[YOUR GOAL] Output all the data exactly. Pictures do not belong in the copy.

[SUPPLIED MATERIAL]
● ● ● ● ● ● ●
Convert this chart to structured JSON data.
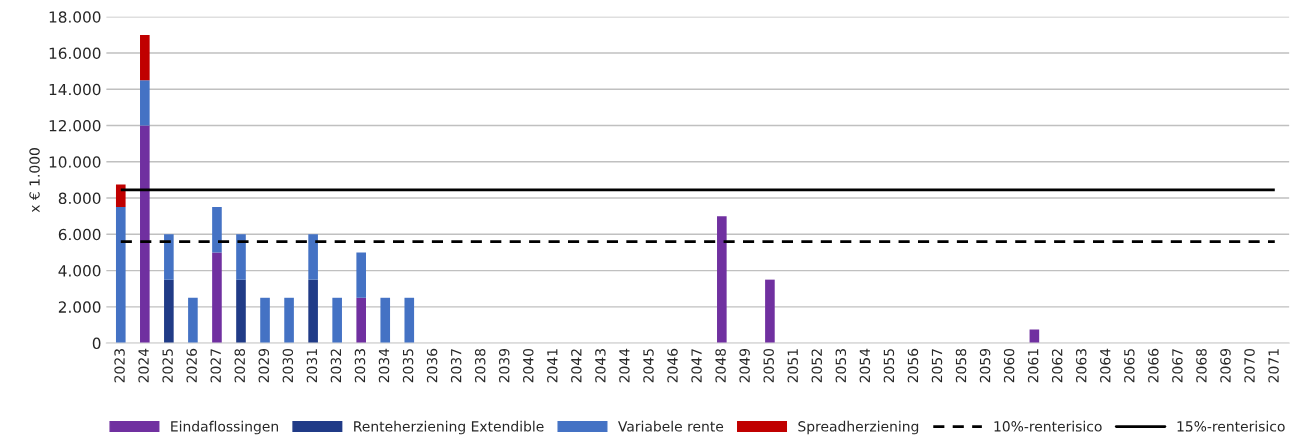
{
  "chart_data": {
    "type": "bar",
    "stacked": true,
    "ylabel": "x € 1.000",
    "categories": [
      "2023",
      "2024",
      "2025",
      "2026",
      "2027",
      "2028",
      "2029",
      "2030",
      "2031",
      "2032",
      "2033",
      "2034",
      "2035",
      "2036",
      "2037",
      "2038",
      "2039",
      "2040",
      "2041",
      "2042",
      "2043",
      "2044",
      "2045",
      "2046",
      "2047",
      "2048",
      "2049",
      "2050",
      "2051",
      "2052",
      "2053",
      "2054",
      "2055",
      "2056",
      "2057",
      "2058",
      "2059",
      "2060",
      "2061",
      "2062",
      "2063",
      "2064",
      "2065",
      "2066",
      "2067",
      "2068",
      "2069",
      "2070",
      "2071"
    ],
    "series": [
      {
        "name": "Eindaflossingen",
        "color": "#7030a0",
        "values": [
          null,
          12000,
          null,
          null,
          5000,
          null,
          null,
          null,
          null,
          null,
          2500,
          null,
          null,
          null,
          null,
          null,
          null,
          null,
          null,
          null,
          null,
          null,
          null,
          null,
          null,
          7000,
          null,
          3500,
          null,
          null,
          null,
          null,
          null,
          null,
          null,
          null,
          null,
          null,
          750,
          null,
          null,
          null,
          null,
          null,
          null,
          null,
          null,
          null,
          null
        ]
      },
      {
        "name": "Renteherziening Extendible",
        "color": "#203b87",
        "values": [
          null,
          null,
          3500,
          null,
          null,
          3500,
          null,
          null,
          3500,
          null,
          null,
          null,
          null,
          null,
          null,
          null,
          null,
          null,
          null,
          null,
          null,
          null,
          null,
          null,
          null,
          null,
          null,
          null,
          null,
          null,
          null,
          null,
          null,
          null,
          null,
          null,
          null,
          null,
          null,
          null,
          null,
          null,
          null,
          null,
          null,
          null,
          null,
          null,
          null
        ]
      },
      {
        "name": "Variabele rente",
        "color": "#4472c4",
        "values": [
          7500,
          2500,
          2500,
          2500,
          2500,
          2500,
          2500,
          2500,
          2500,
          2500,
          2500,
          2500,
          2500,
          null,
          null,
          null,
          null,
          null,
          null,
          null,
          null,
          null,
          null,
          null,
          null,
          null,
          null,
          null,
          null,
          null,
          null,
          null,
          null,
          null,
          null,
          null,
          null,
          null,
          null,
          null,
          null,
          null,
          null,
          null,
          null,
          null,
          null,
          null,
          null
        ]
      },
      {
        "name": "Spreadherziening",
        "color": "#c00000",
        "values": [
          1250,
          2500,
          null,
          null,
          null,
          null,
          null,
          null,
          null,
          null,
          null,
          null,
          null,
          null,
          null,
          null,
          null,
          null,
          null,
          null,
          null,
          null,
          null,
          null,
          null,
          null,
          null,
          null,
          null,
          null,
          null,
          null,
          null,
          null,
          null,
          null,
          null,
          null,
          null,
          null,
          null,
          null,
          null,
          null,
          null,
          null,
          null,
          null,
          null
        ]
      }
    ],
    "ref_lines": [
      {
        "axis": "y",
        "value": 5600,
        "label": "10%-renterisico",
        "color": "#000000",
        "line_style": "dashed"
      },
      {
        "axis": "y",
        "value": 8450,
        "label": "15%-renterisico",
        "color": "#000000",
        "line_style": "solid"
      }
    ],
    "ylim": [
      0,
      18000
    ],
    "yticks": [
      {
        "value": 0,
        "label": "0"
      },
      {
        "value": 2000,
        "label": "2.000"
      },
      {
        "value": 4000,
        "label": "4.000"
      },
      {
        "value": 6000,
        "label": "6.000"
      },
      {
        "value": 8000,
        "label": "8.000"
      },
      {
        "value": 10000,
        "label": "10.000"
      },
      {
        "value": 12000,
        "label": "12.000"
      },
      {
        "value": 14000,
        "label": "14.000"
      },
      {
        "value": 16000,
        "label": "16.000"
      },
      {
        "value": 18000,
        "label": "18.000"
      }
    ],
    "grid": "y",
    "legend": "bottom"
  }
}
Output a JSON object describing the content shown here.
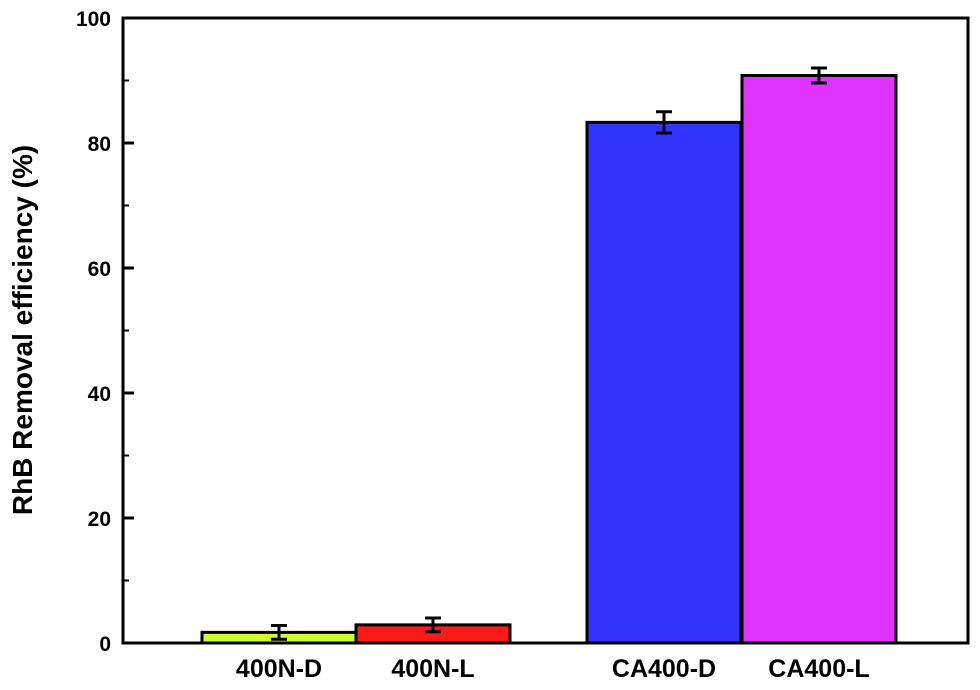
{
  "chart_data": {
    "type": "bar",
    "title": "",
    "xlabel": "",
    "ylabel": "RhB Removal efficiency (%)",
    "ylim": [
      0,
      100
    ],
    "yticks": [
      0,
      20,
      40,
      60,
      80,
      100
    ],
    "grid": false,
    "legend": "none",
    "categories": [
      "400N-D",
      "400N-L",
      "CA400-D",
      "CA400-L"
    ],
    "values": [
      1.7,
      2.9,
      83.3,
      90.8
    ],
    "errors": [
      1.1,
      1.1,
      1.7,
      1.2
    ],
    "colors": [
      "#ccff33",
      "#ff1a1a",
      "#3333ff",
      "#e033ff"
    ]
  }
}
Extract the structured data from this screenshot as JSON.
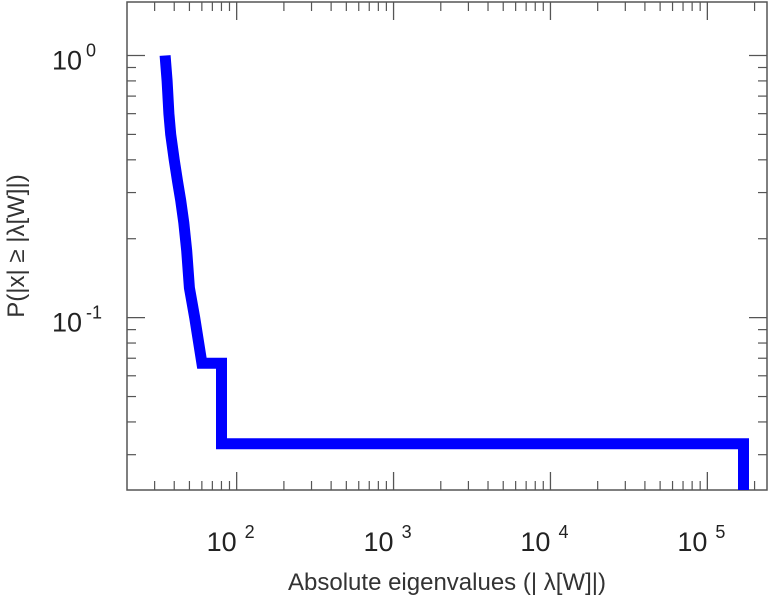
{
  "chart_data": {
    "type": "line",
    "subtype": "step (CCDF)",
    "title": "",
    "xlabel": "Absolute eigenvalues (|     λ[W]|)",
    "ylabel": "P(|x|  ≥ |λ[W]|)",
    "xscale": "log",
    "yscale": "log",
    "xlim": [
      20,
      240000
    ],
    "ylim": [
      0.022,
      1.6
    ],
    "x_ticks": [
      {
        "base": "10",
        "exp": "2",
        "value": 100
      },
      {
        "base": "10",
        "exp": "3",
        "value": 1000
      },
      {
        "base": "10",
        "exp": "4",
        "value": 10000
      },
      {
        "base": "10",
        "exp": "5",
        "value": 100000
      }
    ],
    "y_ticks": [
      {
        "base": "10",
        "exp": "0",
        "value": 1
      },
      {
        "base": "10",
        "exp": "-1",
        "value": 0.1
      }
    ],
    "grid": false,
    "legend": "none",
    "series": [
      {
        "color": "#0000ff",
        "x": [
          35,
          36,
          37,
          38,
          40,
          42,
          44,
          46,
          48,
          50,
          54,
          60,
          80,
          80,
          170000,
          170000
        ],
        "y": [
          1.0,
          0.8,
          0.6,
          0.5,
          0.4,
          0.33,
          0.28,
          0.23,
          0.18,
          0.13,
          0.1,
          0.067,
          0.067,
          0.033,
          0.033,
          0.022
        ]
      }
    ]
  }
}
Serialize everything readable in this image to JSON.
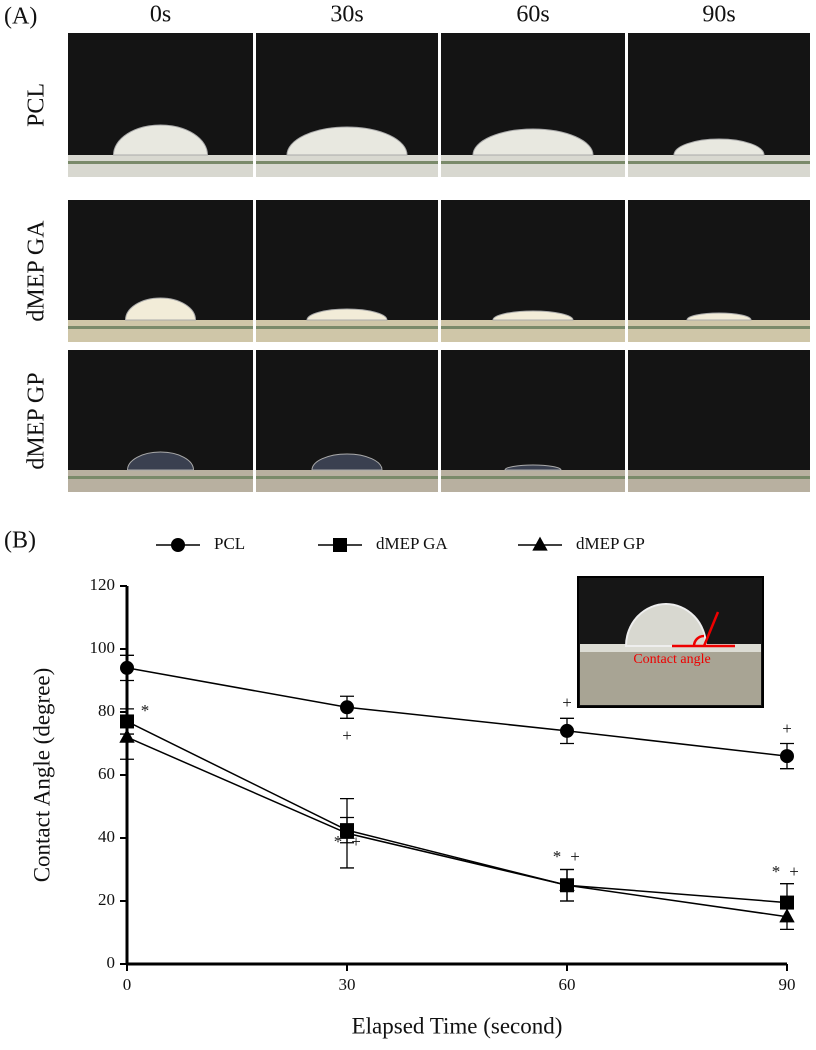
{
  "panel_a": {
    "label": "(A)",
    "columns": [
      "0s",
      "30s",
      "60s",
      "90s"
    ],
    "rows": [
      "PCL",
      "dMEP GA",
      "dMEP GP"
    ]
  },
  "chart_data": {
    "type": "line",
    "label": "(B)",
    "x_label": "Elapsed Time (second)",
    "y_label": "Contact Angle (degree)",
    "x": [
      0,
      30,
      60,
      90
    ],
    "xlim": [
      0,
      90
    ],
    "xticks": [
      0,
      30,
      60,
      90
    ],
    "ylim": [
      0,
      120
    ],
    "yticks": [
      0,
      20,
      40,
      60,
      80,
      100,
      120
    ],
    "series": [
      {
        "name": "PCL",
        "color": "#000000",
        "marker": "circle",
        "values": [
          94,
          81.5,
          74,
          66
        ],
        "errors": [
          4,
          3.5,
          4,
          4
        ]
      },
      {
        "name": "dMEP GA",
        "color": "#000000",
        "marker": "square",
        "values": [
          77,
          42.5,
          25,
          19.5
        ],
        "errors": [
          4,
          4,
          5,
          6
        ]
      },
      {
        "name": "dMEP GP",
        "color": "#000000",
        "marker": "triangle",
        "values": [
          72,
          41.5,
          25,
          15
        ],
        "errors": [
          7,
          11,
          5,
          4
        ]
      }
    ],
    "annotations": [
      "*",
      "*",
      "+",
      "*",
      "+",
      "*",
      "+",
      "+",
      "+",
      "+"
    ],
    "inset_label": "Contact angle"
  }
}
● ● ● ● ● ● ●
[RESPONSE TO THIS EXERCISE]
Convert this chart to structured JSON data.
{
  "chart_data": {
    "type": "bar",
    "stacked": true,
    "ylabel": "x € 1.000",
    "categories": [
      "2023",
      "2024",
      "2025",
      "2026",
      "2027",
      "2028",
      "2029",
      "2030",
      "2031",
      "2032",
      "2033",
      "2034",
      "2035",
      "2036",
      "2037",
      "2038",
      "2039",
      "2040",
      "2041",
      "2042",
      "2043",
      "2044",
      "2045",
      "2046",
      "2047",
      "2048",
      "2049",
      "2050",
      "2051",
      "2052",
      "2053",
      "2054",
      "2055",
      "2056",
      "2057",
      "2058",
      "2059",
      "2060",
      "2061",
      "2062",
      "2063",
      "2064",
      "2065",
      "2066",
      "2067",
      "2068",
      "2069",
      "2070",
      "2071"
    ],
    "series": [
      {
        "name": "Eindaflossingen",
        "color": "#7030a0",
        "values": [
          null,
          12000,
          null,
          null,
          5000,
          null,
          null,
          null,
          null,
          null,
          2500,
          null,
          null,
          null,
          null,
          null,
          null,
          null,
          null,
          null,
          null,
          null,
          null,
          null,
          null,
          7000,
          null,
          3500,
          null,
          null,
          null,
          null,
          null,
          null,
          null,
          null,
          null,
          null,
          750,
          null,
          null,
          null,
          null,
          null,
          null,
          null,
          null,
          null,
          null
        ]
      },
      {
        "name": "Renteherziening Extendible",
        "color": "#203b87",
        "values": [
          null,
          null,
          3500,
          null,
          null,
          3500,
          null,
          null,
          3500,
          null,
          null,
          null,
          null,
          null,
          null,
          null,
          null,
          null,
          null,
          null,
          null,
          null,
          null,
          null,
          null,
          null,
          null,
          null,
          null,
          null,
          null,
          null,
          null,
          null,
          null,
          null,
          null,
          null,
          null,
          null,
          null,
          null,
          null,
          null,
          null,
          null,
          null,
          null,
          null
        ]
      },
      {
        "name": "Variabele rente",
        "color": "#4472c4",
        "values": [
          7500,
          2500,
          2500,
          2500,
          2500,
          2500,
          2500,
          2500,
          2500,
          2500,
          2500,
          2500,
          2500,
          null,
          null,
          null,
          null,
          null,
          null,
          null,
          null,
          null,
          null,
          null,
          null,
          null,
          null,
          null,
          null,
          null,
          null,
          null,
          null,
          null,
          null,
          null,
          null,
          null,
          null,
          null,
          null,
          null,
          null,
          null,
          null,
          null,
          null,
          null,
          null
        ]
      },
      {
        "name": "Spreadherziening",
        "color": "#c00000",
        "values": [
          1250,
          2500,
          null,
          null,
          null,
          null,
          null,
          null,
          null,
          null,
          null,
          null,
          null,
          null,
          null,
          null,
          null,
          null,
          null,
          null,
          null,
          null,
          null,
          null,
          null,
          null,
          null,
          null,
          null,
          null,
          null,
          null,
          null,
          null,
          null,
          null,
          null,
          null,
          null,
          null,
          null,
          null,
          null,
          null,
          null,
          null,
          null,
          null,
          null
        ]
      }
    ],
    "ref_lines": [
      {
        "axis": "y",
        "value": 5600,
        "label": "10%-renterisico",
        "color": "#000000",
        "line_style": "dashed"
      },
      {
        "axis": "y",
        "value": 8450,
        "label": "15%-renterisico",
        "color": "#000000",
        "line_style": "solid"
      }
    ],
    "ylim": [
      0,
      18000
    ],
    "yticks": [
      {
        "value": 0,
        "label": "0"
      },
      {
        "value": 2000,
        "label": "2.000"
      },
      {
        "value": 4000,
        "label": "4.000"
      },
      {
        "value": 6000,
        "label": "6.000"
      },
      {
        "value": 8000,
        "label": "8.000"
      },
      {
        "value": 10000,
        "label": "10.000"
      },
      {
        "value": 12000,
        "label": "12.000"
      },
      {
        "value": 14000,
        "label": "14.000"
      },
      {
        "value": 16000,
        "label": "16.000"
      },
      {
        "value": 18000,
        "label": "18.000"
      }
    ],
    "grid": "y",
    "legend": "bottom"
  }
}
Output a JSON object describing the content shown here.
{
  "chart_data": {
    "type": "bar",
    "title": "",
    "xlabel": "",
    "ylabel": "RhB Removal efficiency (%)",
    "ylim": [
      0,
      100
    ],
    "yticks": [
      0,
      20,
      40,
      60,
      80,
      100
    ],
    "grid": false,
    "legend": "none",
    "categories": [
      "400N-D",
      "400N-L",
      "CA400-D",
      "CA400-L"
    ],
    "values": [
      1.7,
      2.9,
      83.3,
      90.8
    ],
    "errors": [
      1.1,
      1.1,
      1.7,
      1.2
    ],
    "colors": [
      "#ccff33",
      "#ff1a1a",
      "#3333ff",
      "#e033ff"
    ]
  }
}
Extract the structured data from this screenshot as JSON.
{
  "chart_data": {
    "type": "line",
    "subtype": "step (CCDF)",
    "title": "",
    "xlabel": "Absolute eigenvalues (|     λ[W]|)",
    "ylabel": "P(|x|  ≥ |λ[W]|)",
    "xscale": "log",
    "yscale": "log",
    "xlim": [
      20,
      240000
    ],
    "ylim": [
      0.022,
      1.6
    ],
    "x_ticks": [
      {
        "base": "10",
        "exp": "2",
        "value": 100
      },
      {
        "base": "10",
        "exp": "3",
        "value": 1000
      },
      {
        "base": "10",
        "exp": "4",
        "value": 10000
      },
      {
        "base": "10",
        "exp": "5",
        "value": 100000
      }
    ],
    "y_ticks": [
      {
        "base": "10",
        "exp": "0",
        "value": 1
      },
      {
        "base": "10",
        "exp": "-1",
        "value": 0.1
      }
    ],
    "grid": false,
    "legend": "none",
    "series": [
      {
        "color": "#0000ff",
        "x": [
          35,
          36,
          37,
          38,
          40,
          42,
          44,
          46,
          48,
          50,
          54,
          60,
          80,
          80,
          170000,
          170000
        ],
        "y": [
          1.0,
          0.8,
          0.6,
          0.5,
          0.4,
          0.33,
          0.28,
          0.23,
          0.18,
          0.13,
          0.1,
          0.067,
          0.067,
          0.033,
          0.033,
          0.022
        ]
      }
    ]
  }
}
Serialize everything readable in this image to JSON.
{
  "panel_a": {
    "label": "(A)",
    "columns": [
      "0s",
      "30s",
      "60s",
      "90s"
    ],
    "rows": [
      "PCL",
      "dMEP GA",
      "dMEP GP"
    ]
  },
  "chart_data": {
    "type": "line",
    "label": "(B)",
    "x_label": "Elapsed Time (second)",
    "y_label": "Contact Angle (degree)",
    "x": [
      0,
      30,
      60,
      90
    ],
    "xlim": [
      0,
      90
    ],
    "xticks": [
      0,
      30,
      60,
      90
    ],
    "ylim": [
      0,
      120
    ],
    "yticks": [
      0,
      20,
      40,
      60,
      80,
      100,
      120
    ],
    "series": [
      {
        "name": "PCL",
        "color": "#000000",
        "marker": "circle",
        "values": [
          94,
          81.5,
          74,
          66
        ],
        "errors": [
          4,
          3.5,
          4,
          4
        ]
      },
      {
        "name": "dMEP GA",
        "color": "#000000",
        "marker": "square",
        "values": [
          77,
          42.5,
          25,
          19.5
        ],
        "errors": [
          4,
          4,
          5,
          6
        ]
      },
      {
        "name": "dMEP GP",
        "color": "#000000",
        "marker": "triangle",
        "values": [
          72,
          41.5,
          25,
          15
        ],
        "errors": [
          7,
          11,
          5,
          4
        ]
      }
    ],
    "annotations": [
      "*",
      "*",
      "+",
      "*",
      "+",
      "*",
      "+",
      "+",
      "+",
      "+"
    ],
    "inset_label": "Contact angle"
  }
}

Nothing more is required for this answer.